- Extract -
========
You can also read this at my newly launched website, chrishagueracing.com. Until I get that sight fully operational, I am going to be continuing to post on this website as well.

Occasionally, I will take a break from blogging about training and triathlon and branch into body image and psychological distortions. This post is one of those. It has nothing to do with triathlon, racing, gear, or training, but still is an important issue to discuss in my opinion.

If you are a Disney-raised kid like me, you can most likely list off the majority of Disney princesses:
From right to left (see if you can do this by memory): Cinderella, Belle, Mulan, Arial, Rapunzel, Jasmine, Snow White, Pocahontas, Tiana, Aurora.


Look at the line up and while they have become more ethnically and racially diverse since Snow White first appeared, they nevertheless share one common trait: unnatural body composition, which is the polite way of saying busty, hour glass, frames that make young boys swoon.

Recently, a high school junior started an online petition for Disney to include a plus size princess in its line up. Similar to how people advocated for stronger female protagonists (no more damsel in distress and dumb blondes) and a more diverse showing, she is asking that Disney get away from the thin, Barbie style projection of what a woman "should" look like and instead have a plus size princess. According to her (and research supports this), girls need a self-confident, realistic, plus size role model to look up to especially since they are assaulted with air brushed images of perfect women in every other media outlet.

Similar to Barbie, Disney princesses may be sending a bad message to young women about how women look. I remember one feminist group made a life sized Barbie that was exactly proportional to the dolls; it could not stand on its own because its breasts made it too top heavy and its waist was too thin. If you look again at the picture above, the princesses have a similar, unnatural, bodily proportions. Are we sending the message to young children that to be a princess, get prince charming, and have a "fairytale life," you also need to be thin?

I am not sure though that having a plus sized all for getting rid of body expectations in the media. In fact it could send the wrong message. Yes, girls and boys as well should not grow up with unrealistic ideals about what a body "should be" or look like. At the same time, though, children should not grow up with the idea that it is alright to be unhealthfully overweight.
========
- Complete the following -
(a) Decide whether each statement agrees with the post on Disney princesses and body image: (i) a high school junior started the petition for a plus size princess; (ii) the post is mainly about triathlon training; (iii) the life sized Barbie could stand on its own. Answer yes or no for each, quoting the words of the post that decide it.
(b) Please duplicate the part of the records that opens at their start and closes with the line containing "phase-1-cell-row (623, 616, 897, 630)", both ends included.

- Excerpts from a layout annotation set -
========
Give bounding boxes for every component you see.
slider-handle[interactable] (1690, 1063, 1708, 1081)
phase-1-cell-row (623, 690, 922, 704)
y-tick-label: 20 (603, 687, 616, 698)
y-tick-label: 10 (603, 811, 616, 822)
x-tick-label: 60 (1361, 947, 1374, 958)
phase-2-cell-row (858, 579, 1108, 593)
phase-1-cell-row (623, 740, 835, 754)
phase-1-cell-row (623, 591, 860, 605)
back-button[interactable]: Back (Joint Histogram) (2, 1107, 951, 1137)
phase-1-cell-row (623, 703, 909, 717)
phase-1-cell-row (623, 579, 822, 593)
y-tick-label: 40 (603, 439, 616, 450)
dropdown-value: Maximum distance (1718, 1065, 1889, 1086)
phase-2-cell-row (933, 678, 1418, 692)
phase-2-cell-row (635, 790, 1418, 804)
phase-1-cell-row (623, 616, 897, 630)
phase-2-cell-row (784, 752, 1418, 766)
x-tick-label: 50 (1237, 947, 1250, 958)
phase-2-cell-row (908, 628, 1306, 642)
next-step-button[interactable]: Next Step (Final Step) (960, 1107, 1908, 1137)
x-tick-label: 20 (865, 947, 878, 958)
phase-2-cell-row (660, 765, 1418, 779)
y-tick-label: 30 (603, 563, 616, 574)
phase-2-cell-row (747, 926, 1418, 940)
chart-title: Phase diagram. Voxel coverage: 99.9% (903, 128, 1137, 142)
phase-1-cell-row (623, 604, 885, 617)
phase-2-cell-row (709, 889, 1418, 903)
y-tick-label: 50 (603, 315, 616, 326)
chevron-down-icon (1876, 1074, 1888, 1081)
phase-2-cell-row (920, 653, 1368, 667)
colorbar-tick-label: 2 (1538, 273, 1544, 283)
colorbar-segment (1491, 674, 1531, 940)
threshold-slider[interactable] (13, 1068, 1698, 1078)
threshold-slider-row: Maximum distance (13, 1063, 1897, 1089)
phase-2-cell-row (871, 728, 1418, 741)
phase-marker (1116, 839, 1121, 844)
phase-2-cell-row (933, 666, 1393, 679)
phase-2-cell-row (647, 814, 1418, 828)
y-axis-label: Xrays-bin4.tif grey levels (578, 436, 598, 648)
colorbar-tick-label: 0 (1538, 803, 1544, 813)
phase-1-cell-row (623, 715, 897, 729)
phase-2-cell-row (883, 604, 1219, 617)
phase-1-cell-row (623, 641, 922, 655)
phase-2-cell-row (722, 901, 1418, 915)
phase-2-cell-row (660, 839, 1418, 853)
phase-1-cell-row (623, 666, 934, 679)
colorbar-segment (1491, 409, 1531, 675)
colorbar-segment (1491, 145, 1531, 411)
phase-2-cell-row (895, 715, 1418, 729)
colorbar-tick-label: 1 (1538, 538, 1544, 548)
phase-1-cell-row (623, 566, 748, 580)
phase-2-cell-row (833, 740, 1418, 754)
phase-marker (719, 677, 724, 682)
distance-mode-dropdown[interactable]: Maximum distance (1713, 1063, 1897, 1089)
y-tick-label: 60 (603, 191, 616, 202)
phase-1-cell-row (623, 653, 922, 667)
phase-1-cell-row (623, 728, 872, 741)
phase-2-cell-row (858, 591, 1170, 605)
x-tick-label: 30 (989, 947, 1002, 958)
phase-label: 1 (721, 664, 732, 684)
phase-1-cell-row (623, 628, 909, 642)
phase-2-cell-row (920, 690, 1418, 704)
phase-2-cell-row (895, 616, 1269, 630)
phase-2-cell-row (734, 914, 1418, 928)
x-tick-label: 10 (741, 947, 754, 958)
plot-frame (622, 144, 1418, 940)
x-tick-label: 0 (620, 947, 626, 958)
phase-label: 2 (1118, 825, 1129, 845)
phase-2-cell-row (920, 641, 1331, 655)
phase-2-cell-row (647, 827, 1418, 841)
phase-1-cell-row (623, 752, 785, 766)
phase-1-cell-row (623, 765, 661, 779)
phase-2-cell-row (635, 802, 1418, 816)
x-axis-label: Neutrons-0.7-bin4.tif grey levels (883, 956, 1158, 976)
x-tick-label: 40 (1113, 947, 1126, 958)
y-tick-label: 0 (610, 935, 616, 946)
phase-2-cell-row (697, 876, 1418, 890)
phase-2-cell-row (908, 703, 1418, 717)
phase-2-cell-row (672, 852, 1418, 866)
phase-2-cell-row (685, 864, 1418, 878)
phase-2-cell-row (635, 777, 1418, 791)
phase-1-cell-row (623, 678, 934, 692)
========
- The results -
(a)
(i) Yes: "Recently, a high school junior started an online petition for Disney to include a plus size princess in its line up."
(ii) No: "It has nothing to do with triathlon, racing, gear, or training"
(iii) No: "it could not stand on its own because its breasts made it too top heavy and its waist was too thin."

(b)
Give bounding boxes for every component you see.
slider-handle[interactable] (1690, 1063, 1708, 1081)
phase-1-cell-row (623, 690, 922, 704)
y-tick-label: 20 (603, 687, 616, 698)
y-tick-label: 10 (603, 811, 616, 822)
x-tick-label: 60 (1361, 947, 1374, 958)
phase-2-cell-row (858, 579, 1108, 593)
phase-1-cell-row (623, 740, 835, 754)
phase-1-cell-row (623, 591, 860, 605)
back-button[interactable]: Back (Joint Histogram) (2, 1107, 951, 1137)
phase-1-cell-row (623, 703, 909, 717)
phase-1-cell-row (623, 579, 822, 593)
y-tick-label: 40 (603, 439, 616, 450)
dropdown-value: Maximum distance (1718, 1065, 1889, 1086)
phase-2-cell-row (933, 678, 1418, 692)
phase-2-cell-row (635, 790, 1418, 804)
phase-1-cell-row (623, 616, 897, 630)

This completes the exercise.